Working data:
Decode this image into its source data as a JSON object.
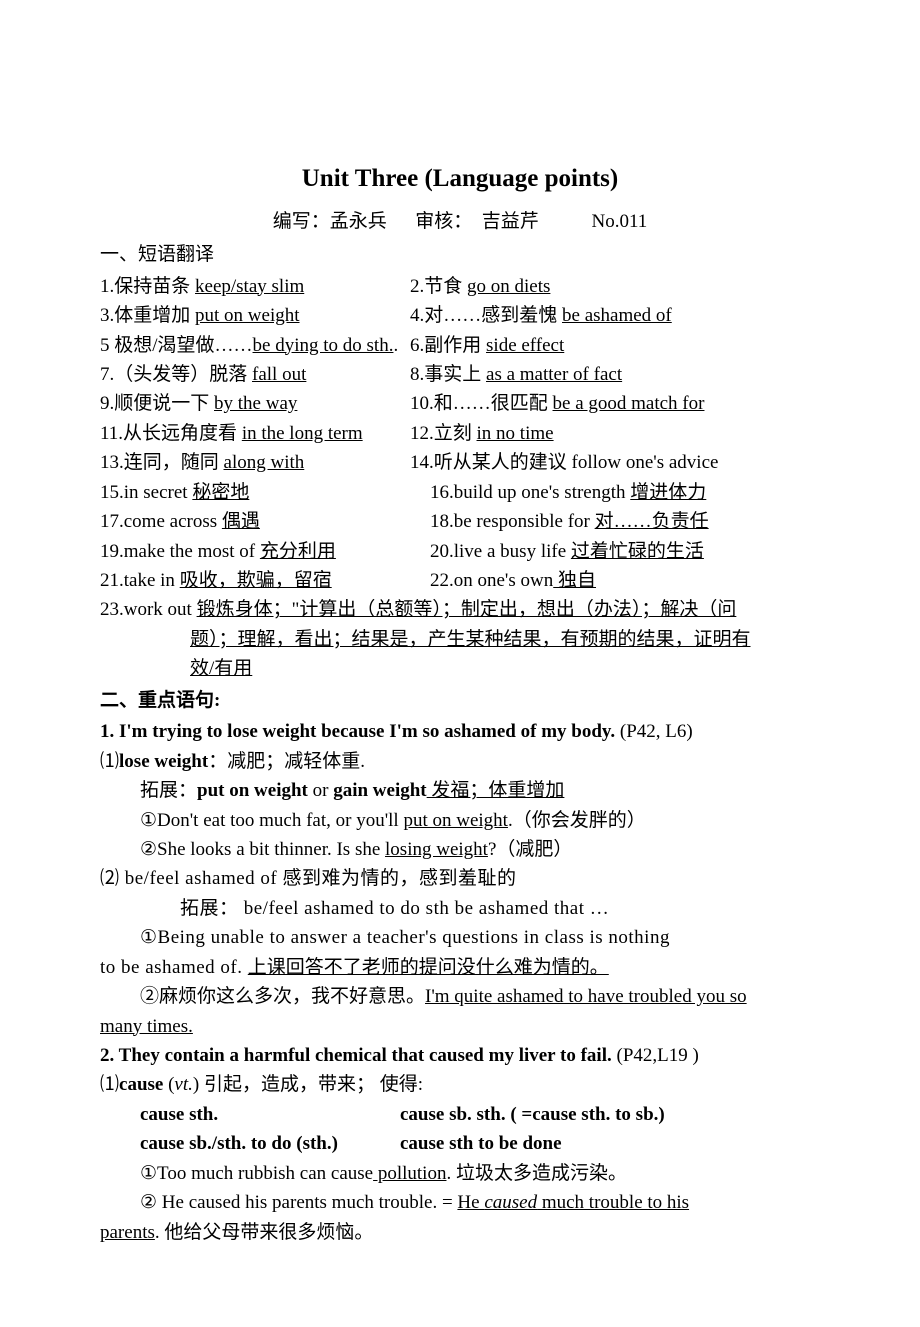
{
  "title": "Unit Three (Language points)",
  "byline": {
    "writer_label": "编写：",
    "writer": "孟永兵",
    "reviewer_label": "审核：",
    "reviewer": "吉益芹",
    "no": "No.011"
  },
  "sec1_heading": "一、短语翻译",
  "phrases": [
    {
      "left": {
        "num": "1.",
        "cn": "保持苗条 ",
        "en": "keep/stay slim"
      },
      "right": {
        "num": "2.",
        "cn": "节食 ",
        "en": "go on diets"
      }
    },
    {
      "left": {
        "num": "3.",
        "cn": "体重增加 ",
        "en": "put on weight"
      },
      "right": {
        "num": "4.",
        "cn": "对……感到羞愧 ",
        "en": "be ashamed of"
      }
    },
    {
      "left": {
        "num": "5 ",
        "cn": "极想/渴望做……",
        "en": "be dying to do sth.",
        "dot_after": "."
      },
      "right": {
        "num": "6.",
        "cn": "副作用 ",
        "en": "side effect"
      }
    },
    {
      "left": {
        "num": "7.",
        "cn": "（头发等）脱落 ",
        "en": "fall out"
      },
      "right": {
        "num": "8.",
        "cn": "事实上 ",
        "en": "as a matter of fact"
      }
    },
    {
      "left": {
        "num": "9.",
        "cn": "顺便说一下 ",
        "en": "by the way"
      },
      "right": {
        "num": " 10.",
        "cn": "和……很匹配 ",
        "en": "be a good match for"
      }
    },
    {
      "left": {
        "num": "11.",
        "cn": "从长远角度看 ",
        "en": "in the long term"
      },
      "right": {
        "num": " 12.",
        "cn": "立刻 ",
        "en": "in no time"
      }
    },
    {
      "left": {
        "num": "13.",
        "cn": "连同，随同 ",
        "en": "along    with"
      },
      "right_full": "14.听从某人的建议 follow one's advice"
    },
    {
      "left_en_first": {
        "num": "15.",
        "en": "in secret  ",
        "cn": "秘密地"
      },
      "right_en_first": {
        "num": "16.",
        "en": "build up one's strength  ",
        "cn": "增进体力"
      }
    },
    {
      "left_en_first": {
        "num": "17.",
        "en": "come across  ",
        "cn": "偶遇"
      },
      "right_en_first": {
        "num": "18.",
        "en": "be responsible for  ",
        "cn": "对……负责任"
      }
    },
    {
      "left_en_first": {
        "num": "19.",
        "en": "make the most of  ",
        "cn": "充分利用"
      },
      "right_en_first": {
        "num": "20.",
        "en": "live a busy life  ",
        "cn": "过着忙碌的生活"
      }
    },
    {
      "left_en_first": {
        "num": "21.",
        "en": "take in  ",
        "cn": "吸收，欺骗，留宿"
      },
      "right_en_first": {
        "num": "22.",
        "en": "on one's own",
        "cn": " 独自"
      }
    }
  ],
  "phrase23": {
    "num": "23.",
    "en": "work out ",
    "cn_line1": "锻炼身体；\"计算出（总额等）；制定出，想出（办法）；解决（问",
    "cn_line2": "题）；理解，看出；结果是，产生某种结果，有预期的结果，证明有",
    "cn_line3": "效/有用"
  },
  "sec2_heading": "二、重点语句:",
  "item1": {
    "line": "1. I'm trying to lose weight because I'm so ashamed of my body.",
    "ref": " (P42, L6)",
    "sub1_a": "⑴",
    "sub1_b": "lose weight",
    "sub1_c": "：减肥；减轻体重.",
    "expand_label": "拓展：",
    "expand_b1": "put on weight",
    "expand_or": " or ",
    "expand_b2": "gain weight",
    "expand_u": " 发福；体重增加",
    "ex1_a": "①Don't eat too much fat, or you'll ",
    "ex1_u": "put on weight",
    "ex1_c": ".（你会发胖的）",
    "ex2_a": "②She looks a bit thinner. Is she ",
    "ex2_u": "losing weight",
    "ex2_c": "?（减肥）",
    "sub2": "⑵ be/feel ashamed of   感到难为情的，感到羞耻的",
    "sub2_expand": "拓展：  be/feel ashamed to do sth        be ashamed that …",
    "sub2_ex1_a": "①Being unable to answer a teacher's questions in class is nothing",
    "sub2_ex1_b": "to be ashamed of. ",
    "sub2_ex1_u": "上课回答不了老师的提问没什么难为情的。",
    "sub2_ex2_a": "②麻烦你这么多次，我不好意思。",
    "sub2_ex2_u1": "I'm quite ashamed to have troubled you so",
    "sub2_ex2_u2": "many times."
  },
  "item2": {
    "line": "2. They contain a harmful chemical that caused my liver to fail.",
    "ref": " (P42,L19 )",
    "sub1_a": "⑴",
    "sub1_b": "cause",
    "sub1_c": " (",
    "sub1_vt": "vt.",
    "sub1_d": ")  引起，造成，带来；  使得:",
    "forms_l1": "cause sth.",
    "forms_r1": "cause sb. sth. ( =cause sth. to sb.)",
    "forms_l2": "cause sb./sth. to do (sth.)",
    "forms_r2": "cause sth to be done",
    "ex1_a": "①Too much rubbish can cause",
    "ex1_u": " pollution",
    "ex1_c": ".  垃圾太多造成污染。",
    "ex2_a": "② He caused his parents much trouble. = ",
    "ex2_u1": "He ",
    "ex2_ui": "caused",
    "ex2_u2": " much trouble to his",
    "ex2_u3": "parents",
    "ex2_c": ".  他给父母带来很多烦恼。"
  }
}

Set exercise: Give the number of lines in the entries that include the string "lose", and nothing more.

Worked solution: 2